*** Extracted data ***
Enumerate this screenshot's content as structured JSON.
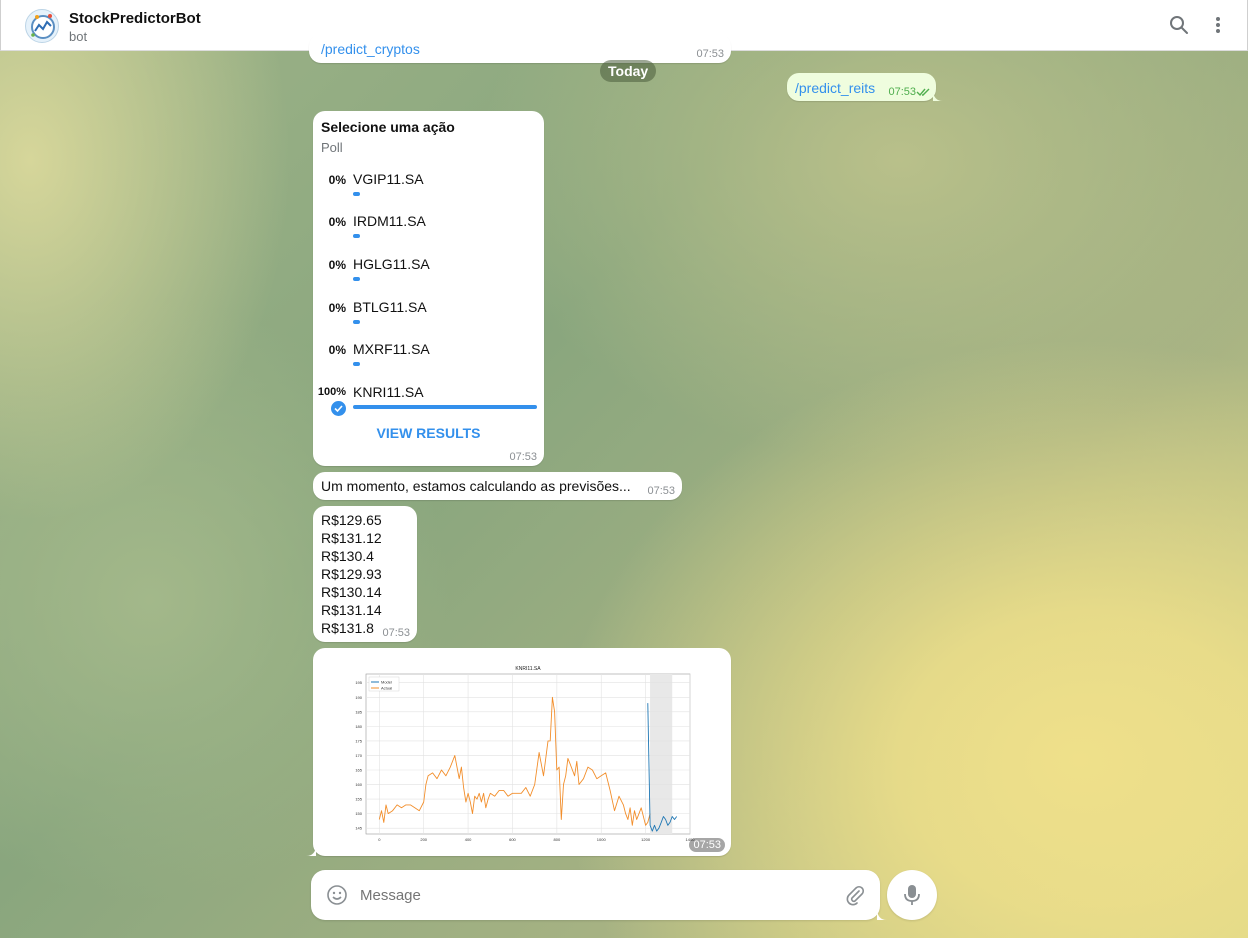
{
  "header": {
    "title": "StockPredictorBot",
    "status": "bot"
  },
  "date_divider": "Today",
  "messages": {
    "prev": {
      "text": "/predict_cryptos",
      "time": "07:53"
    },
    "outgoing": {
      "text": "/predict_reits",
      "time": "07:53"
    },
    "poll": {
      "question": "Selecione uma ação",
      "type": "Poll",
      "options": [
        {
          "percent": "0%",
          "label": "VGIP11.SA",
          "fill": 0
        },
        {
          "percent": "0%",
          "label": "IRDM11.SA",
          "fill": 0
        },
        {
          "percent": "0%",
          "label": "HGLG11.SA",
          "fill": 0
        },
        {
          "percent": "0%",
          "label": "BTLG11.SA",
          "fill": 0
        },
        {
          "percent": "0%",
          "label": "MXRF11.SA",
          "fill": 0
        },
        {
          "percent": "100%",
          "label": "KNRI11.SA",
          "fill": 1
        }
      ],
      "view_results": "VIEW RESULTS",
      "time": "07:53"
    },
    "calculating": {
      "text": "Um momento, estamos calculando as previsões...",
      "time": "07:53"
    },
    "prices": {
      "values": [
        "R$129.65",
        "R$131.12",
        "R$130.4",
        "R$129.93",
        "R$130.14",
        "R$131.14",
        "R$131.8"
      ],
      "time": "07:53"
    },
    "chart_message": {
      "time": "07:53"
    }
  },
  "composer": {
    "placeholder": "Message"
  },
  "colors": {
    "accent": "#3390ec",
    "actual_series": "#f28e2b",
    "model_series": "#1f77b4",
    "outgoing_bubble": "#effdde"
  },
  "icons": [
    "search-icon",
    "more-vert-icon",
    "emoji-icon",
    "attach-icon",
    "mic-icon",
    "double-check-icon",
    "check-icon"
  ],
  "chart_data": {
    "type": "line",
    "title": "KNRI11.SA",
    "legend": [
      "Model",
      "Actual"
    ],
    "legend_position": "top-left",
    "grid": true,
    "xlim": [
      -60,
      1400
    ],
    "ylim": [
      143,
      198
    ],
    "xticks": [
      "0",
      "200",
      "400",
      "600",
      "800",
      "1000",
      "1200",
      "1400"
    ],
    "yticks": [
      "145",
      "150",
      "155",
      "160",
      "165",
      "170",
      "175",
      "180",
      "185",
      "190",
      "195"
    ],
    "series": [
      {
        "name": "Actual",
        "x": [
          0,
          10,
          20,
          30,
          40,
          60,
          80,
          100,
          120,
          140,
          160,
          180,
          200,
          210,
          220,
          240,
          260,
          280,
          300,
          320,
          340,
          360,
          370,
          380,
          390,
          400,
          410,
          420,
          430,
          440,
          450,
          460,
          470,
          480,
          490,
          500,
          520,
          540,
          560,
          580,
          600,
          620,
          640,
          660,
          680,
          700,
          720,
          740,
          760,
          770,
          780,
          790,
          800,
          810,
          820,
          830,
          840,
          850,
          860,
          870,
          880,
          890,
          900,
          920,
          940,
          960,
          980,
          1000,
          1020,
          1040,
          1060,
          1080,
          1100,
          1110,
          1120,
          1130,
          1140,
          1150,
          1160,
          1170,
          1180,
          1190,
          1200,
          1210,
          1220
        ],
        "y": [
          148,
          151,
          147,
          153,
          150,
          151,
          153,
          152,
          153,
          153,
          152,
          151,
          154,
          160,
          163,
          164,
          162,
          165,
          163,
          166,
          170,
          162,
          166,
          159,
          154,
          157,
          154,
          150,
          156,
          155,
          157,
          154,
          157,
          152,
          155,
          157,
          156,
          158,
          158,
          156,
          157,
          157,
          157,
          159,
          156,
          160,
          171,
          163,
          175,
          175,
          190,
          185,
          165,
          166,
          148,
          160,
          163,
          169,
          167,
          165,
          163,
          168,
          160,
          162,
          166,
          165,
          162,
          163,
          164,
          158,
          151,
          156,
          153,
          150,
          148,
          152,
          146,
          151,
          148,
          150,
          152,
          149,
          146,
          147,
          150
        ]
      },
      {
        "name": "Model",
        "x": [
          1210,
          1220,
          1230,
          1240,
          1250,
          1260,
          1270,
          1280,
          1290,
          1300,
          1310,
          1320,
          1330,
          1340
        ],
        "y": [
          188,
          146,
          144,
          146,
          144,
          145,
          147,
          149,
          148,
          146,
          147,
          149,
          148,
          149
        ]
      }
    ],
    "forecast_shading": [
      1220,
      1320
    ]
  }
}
***
*** Extracted data ***
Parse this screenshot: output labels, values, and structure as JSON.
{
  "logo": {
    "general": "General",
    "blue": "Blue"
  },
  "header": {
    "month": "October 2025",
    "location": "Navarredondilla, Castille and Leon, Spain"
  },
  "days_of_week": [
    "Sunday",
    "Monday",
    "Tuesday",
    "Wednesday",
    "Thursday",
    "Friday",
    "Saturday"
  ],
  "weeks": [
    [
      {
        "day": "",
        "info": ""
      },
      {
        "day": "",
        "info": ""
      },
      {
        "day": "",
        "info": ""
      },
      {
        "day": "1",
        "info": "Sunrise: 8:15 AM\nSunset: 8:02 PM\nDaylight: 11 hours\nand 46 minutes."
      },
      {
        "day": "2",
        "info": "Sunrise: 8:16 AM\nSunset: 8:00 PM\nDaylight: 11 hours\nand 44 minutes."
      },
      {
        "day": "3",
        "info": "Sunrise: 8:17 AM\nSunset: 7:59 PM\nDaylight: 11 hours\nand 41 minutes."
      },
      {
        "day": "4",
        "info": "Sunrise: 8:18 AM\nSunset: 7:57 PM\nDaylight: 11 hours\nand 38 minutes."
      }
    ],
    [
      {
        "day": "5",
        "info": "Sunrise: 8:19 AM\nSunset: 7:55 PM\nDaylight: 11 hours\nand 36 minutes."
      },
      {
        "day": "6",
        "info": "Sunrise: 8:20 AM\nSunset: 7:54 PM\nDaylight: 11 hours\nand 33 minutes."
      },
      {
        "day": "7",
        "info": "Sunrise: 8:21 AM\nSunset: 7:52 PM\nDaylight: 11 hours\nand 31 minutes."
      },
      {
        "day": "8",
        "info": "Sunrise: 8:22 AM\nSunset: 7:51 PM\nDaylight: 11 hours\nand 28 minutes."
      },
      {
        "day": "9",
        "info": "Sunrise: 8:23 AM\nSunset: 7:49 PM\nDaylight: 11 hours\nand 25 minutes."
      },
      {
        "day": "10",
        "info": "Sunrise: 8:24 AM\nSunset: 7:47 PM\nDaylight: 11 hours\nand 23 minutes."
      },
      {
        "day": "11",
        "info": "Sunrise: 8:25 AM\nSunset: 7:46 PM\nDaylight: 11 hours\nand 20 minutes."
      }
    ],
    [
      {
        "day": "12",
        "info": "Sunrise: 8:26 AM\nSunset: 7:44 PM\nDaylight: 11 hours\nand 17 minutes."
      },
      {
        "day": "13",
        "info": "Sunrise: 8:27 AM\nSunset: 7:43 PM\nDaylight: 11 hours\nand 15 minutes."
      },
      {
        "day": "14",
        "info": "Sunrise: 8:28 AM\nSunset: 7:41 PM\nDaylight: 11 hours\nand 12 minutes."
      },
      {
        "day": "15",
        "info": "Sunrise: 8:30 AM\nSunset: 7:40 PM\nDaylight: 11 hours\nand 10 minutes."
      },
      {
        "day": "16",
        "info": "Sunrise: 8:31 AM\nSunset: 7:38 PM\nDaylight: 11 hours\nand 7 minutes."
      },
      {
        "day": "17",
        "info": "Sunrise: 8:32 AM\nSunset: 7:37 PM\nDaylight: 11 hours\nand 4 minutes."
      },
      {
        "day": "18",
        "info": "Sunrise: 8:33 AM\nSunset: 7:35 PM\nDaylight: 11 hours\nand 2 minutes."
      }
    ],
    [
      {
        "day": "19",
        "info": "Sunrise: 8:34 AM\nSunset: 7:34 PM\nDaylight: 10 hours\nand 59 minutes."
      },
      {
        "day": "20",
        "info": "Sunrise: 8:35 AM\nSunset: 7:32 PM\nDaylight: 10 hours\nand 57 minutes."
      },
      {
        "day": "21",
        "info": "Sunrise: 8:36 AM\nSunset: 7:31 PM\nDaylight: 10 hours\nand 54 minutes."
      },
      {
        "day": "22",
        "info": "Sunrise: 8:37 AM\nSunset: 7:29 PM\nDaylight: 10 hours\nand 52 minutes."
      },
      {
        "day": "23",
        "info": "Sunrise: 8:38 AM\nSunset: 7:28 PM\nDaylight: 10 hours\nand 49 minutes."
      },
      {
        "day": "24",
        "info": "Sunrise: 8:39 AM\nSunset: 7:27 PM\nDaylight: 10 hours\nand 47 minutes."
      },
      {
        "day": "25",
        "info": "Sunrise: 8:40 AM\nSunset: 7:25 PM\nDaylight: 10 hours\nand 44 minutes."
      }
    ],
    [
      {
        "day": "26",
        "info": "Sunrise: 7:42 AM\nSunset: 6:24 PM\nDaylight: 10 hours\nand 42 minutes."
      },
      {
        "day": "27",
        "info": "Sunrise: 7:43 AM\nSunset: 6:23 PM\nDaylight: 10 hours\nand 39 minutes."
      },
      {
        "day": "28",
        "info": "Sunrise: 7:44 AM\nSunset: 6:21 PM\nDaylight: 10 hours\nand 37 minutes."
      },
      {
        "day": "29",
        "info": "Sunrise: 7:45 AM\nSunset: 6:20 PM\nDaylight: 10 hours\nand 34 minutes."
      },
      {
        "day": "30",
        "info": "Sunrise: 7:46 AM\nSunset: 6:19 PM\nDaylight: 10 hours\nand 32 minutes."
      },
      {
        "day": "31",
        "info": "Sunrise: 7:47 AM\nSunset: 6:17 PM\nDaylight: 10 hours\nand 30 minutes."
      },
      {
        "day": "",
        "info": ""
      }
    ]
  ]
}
***
Task statement: Pull every line containing the word "screenshot" out of the material and copy it.

Output below:
Enumerate this screenshot's content as structured JSON.
Parse this screenshot: output labels, values, and structure as JSON.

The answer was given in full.